Exercise materials →
* * *

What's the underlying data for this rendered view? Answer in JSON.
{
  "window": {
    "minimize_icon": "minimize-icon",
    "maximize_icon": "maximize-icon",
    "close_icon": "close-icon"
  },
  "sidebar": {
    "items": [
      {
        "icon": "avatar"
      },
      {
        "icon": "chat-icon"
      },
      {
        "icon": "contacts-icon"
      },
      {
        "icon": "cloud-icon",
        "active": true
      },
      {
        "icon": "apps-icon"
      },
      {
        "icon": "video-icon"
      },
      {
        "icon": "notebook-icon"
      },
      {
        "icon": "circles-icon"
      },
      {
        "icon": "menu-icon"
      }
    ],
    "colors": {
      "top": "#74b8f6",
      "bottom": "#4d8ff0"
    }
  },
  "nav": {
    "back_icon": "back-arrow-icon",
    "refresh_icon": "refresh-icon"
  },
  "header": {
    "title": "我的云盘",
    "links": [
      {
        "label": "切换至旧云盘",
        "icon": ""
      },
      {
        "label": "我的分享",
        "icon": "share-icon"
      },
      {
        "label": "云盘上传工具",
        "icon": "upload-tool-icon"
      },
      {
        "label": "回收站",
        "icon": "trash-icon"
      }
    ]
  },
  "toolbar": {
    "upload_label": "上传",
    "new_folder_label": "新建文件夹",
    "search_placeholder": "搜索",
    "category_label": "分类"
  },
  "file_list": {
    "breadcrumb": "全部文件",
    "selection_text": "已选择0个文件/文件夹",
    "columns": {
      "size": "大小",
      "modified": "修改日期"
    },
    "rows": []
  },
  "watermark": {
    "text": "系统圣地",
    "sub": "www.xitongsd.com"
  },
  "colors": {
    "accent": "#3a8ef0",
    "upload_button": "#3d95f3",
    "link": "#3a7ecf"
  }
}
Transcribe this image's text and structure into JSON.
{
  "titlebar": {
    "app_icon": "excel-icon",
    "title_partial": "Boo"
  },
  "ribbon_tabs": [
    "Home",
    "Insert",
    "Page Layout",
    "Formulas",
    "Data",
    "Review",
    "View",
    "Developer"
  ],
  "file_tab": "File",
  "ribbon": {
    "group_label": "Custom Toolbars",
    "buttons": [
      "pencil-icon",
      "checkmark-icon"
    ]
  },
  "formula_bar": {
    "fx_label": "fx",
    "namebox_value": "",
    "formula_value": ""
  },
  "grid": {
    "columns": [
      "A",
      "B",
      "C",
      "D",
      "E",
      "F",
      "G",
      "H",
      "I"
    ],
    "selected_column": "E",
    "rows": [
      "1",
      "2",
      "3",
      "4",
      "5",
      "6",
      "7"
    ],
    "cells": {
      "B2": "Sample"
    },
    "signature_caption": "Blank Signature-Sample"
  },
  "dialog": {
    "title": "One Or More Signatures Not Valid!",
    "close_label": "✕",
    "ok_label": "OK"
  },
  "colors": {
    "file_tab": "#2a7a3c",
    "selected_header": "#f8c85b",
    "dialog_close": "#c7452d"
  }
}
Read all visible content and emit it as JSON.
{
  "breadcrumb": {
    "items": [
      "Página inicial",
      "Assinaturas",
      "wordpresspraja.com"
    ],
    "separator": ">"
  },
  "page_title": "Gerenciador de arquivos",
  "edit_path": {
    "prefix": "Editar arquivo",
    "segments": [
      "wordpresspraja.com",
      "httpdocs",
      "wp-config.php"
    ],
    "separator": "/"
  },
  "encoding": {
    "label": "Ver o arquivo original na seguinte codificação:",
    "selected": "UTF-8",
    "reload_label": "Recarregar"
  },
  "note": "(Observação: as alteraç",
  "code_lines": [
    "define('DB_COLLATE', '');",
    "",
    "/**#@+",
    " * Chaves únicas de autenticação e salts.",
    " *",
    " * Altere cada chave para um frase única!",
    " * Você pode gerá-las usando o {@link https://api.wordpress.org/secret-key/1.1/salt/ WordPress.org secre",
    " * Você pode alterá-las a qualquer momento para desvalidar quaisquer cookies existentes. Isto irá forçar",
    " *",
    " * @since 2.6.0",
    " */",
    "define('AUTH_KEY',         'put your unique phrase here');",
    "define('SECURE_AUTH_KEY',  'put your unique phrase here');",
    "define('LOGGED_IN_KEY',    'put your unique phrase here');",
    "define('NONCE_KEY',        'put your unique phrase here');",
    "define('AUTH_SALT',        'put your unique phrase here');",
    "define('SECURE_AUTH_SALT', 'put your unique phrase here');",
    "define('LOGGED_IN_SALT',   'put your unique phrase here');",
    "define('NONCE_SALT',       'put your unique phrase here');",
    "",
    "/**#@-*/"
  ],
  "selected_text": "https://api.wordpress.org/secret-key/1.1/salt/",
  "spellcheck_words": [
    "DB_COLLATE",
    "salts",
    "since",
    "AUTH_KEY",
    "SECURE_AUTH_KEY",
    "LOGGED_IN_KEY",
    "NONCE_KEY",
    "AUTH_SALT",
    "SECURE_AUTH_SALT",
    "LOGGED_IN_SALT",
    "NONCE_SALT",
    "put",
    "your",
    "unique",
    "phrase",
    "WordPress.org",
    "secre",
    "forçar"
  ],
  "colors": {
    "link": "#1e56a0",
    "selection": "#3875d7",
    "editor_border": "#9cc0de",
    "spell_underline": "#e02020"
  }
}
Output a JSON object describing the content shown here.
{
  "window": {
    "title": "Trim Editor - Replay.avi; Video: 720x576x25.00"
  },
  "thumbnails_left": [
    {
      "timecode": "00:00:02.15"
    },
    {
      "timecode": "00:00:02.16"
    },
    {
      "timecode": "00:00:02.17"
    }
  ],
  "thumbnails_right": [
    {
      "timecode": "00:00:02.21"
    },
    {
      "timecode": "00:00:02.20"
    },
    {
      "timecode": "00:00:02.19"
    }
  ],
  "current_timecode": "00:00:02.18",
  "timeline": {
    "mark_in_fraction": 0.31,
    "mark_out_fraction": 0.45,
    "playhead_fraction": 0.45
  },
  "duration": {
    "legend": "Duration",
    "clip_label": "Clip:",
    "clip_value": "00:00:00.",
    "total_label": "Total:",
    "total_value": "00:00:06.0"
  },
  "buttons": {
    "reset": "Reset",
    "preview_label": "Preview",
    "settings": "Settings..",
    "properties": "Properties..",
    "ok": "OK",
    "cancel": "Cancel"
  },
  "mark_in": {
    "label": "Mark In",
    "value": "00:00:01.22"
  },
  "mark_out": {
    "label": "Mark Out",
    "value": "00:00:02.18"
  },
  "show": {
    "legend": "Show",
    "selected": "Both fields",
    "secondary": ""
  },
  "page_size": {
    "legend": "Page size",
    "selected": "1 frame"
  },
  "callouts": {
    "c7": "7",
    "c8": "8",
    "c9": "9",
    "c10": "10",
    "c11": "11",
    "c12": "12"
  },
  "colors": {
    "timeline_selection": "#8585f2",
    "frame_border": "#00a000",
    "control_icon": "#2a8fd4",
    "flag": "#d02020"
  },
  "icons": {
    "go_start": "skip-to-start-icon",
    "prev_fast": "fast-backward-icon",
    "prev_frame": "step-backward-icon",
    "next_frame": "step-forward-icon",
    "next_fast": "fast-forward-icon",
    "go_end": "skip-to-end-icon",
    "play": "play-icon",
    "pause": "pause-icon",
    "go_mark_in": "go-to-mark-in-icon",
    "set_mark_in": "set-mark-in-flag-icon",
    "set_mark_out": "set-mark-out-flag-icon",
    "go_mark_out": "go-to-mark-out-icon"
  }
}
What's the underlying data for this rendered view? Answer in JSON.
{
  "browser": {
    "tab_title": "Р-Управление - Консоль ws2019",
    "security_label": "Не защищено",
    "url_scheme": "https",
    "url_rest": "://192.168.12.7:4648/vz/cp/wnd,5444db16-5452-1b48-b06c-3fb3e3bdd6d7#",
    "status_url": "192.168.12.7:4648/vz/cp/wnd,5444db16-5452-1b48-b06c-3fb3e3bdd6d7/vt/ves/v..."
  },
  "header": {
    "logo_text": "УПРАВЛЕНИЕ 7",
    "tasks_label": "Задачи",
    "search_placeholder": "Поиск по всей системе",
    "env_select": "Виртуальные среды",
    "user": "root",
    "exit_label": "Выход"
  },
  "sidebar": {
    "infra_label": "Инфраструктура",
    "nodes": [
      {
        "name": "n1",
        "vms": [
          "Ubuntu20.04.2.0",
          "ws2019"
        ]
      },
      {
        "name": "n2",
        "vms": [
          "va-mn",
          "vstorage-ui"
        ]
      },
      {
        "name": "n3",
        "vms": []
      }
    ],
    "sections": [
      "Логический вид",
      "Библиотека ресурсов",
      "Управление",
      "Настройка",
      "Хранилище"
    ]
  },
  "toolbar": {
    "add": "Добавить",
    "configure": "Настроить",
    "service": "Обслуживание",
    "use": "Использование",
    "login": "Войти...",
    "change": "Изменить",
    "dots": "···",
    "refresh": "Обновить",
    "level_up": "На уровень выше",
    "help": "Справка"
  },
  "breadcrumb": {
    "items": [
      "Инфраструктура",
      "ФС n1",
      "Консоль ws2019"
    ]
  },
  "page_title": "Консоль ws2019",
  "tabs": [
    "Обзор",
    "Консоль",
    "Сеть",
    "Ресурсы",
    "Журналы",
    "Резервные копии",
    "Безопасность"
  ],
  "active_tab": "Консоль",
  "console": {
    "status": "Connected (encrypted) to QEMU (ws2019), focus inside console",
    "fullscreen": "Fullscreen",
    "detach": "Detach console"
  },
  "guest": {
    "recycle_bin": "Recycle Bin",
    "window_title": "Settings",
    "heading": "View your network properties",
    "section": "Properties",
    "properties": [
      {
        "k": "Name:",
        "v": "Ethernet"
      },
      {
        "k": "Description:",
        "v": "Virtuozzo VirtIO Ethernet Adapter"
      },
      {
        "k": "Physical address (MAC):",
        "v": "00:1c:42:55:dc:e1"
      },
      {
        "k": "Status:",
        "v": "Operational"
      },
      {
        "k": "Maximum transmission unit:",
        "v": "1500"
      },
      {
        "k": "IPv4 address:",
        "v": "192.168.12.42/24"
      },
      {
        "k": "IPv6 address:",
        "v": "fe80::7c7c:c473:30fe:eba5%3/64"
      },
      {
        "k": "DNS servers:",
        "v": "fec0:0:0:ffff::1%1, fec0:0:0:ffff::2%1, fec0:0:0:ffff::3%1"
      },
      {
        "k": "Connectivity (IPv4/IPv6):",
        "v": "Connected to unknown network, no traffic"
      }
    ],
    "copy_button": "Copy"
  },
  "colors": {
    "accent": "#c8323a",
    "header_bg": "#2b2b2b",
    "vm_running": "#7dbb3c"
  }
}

* * *

Exercise aim → Identify how many lines in the entries above include the string "forçar", then state that number alone.

The solution → 2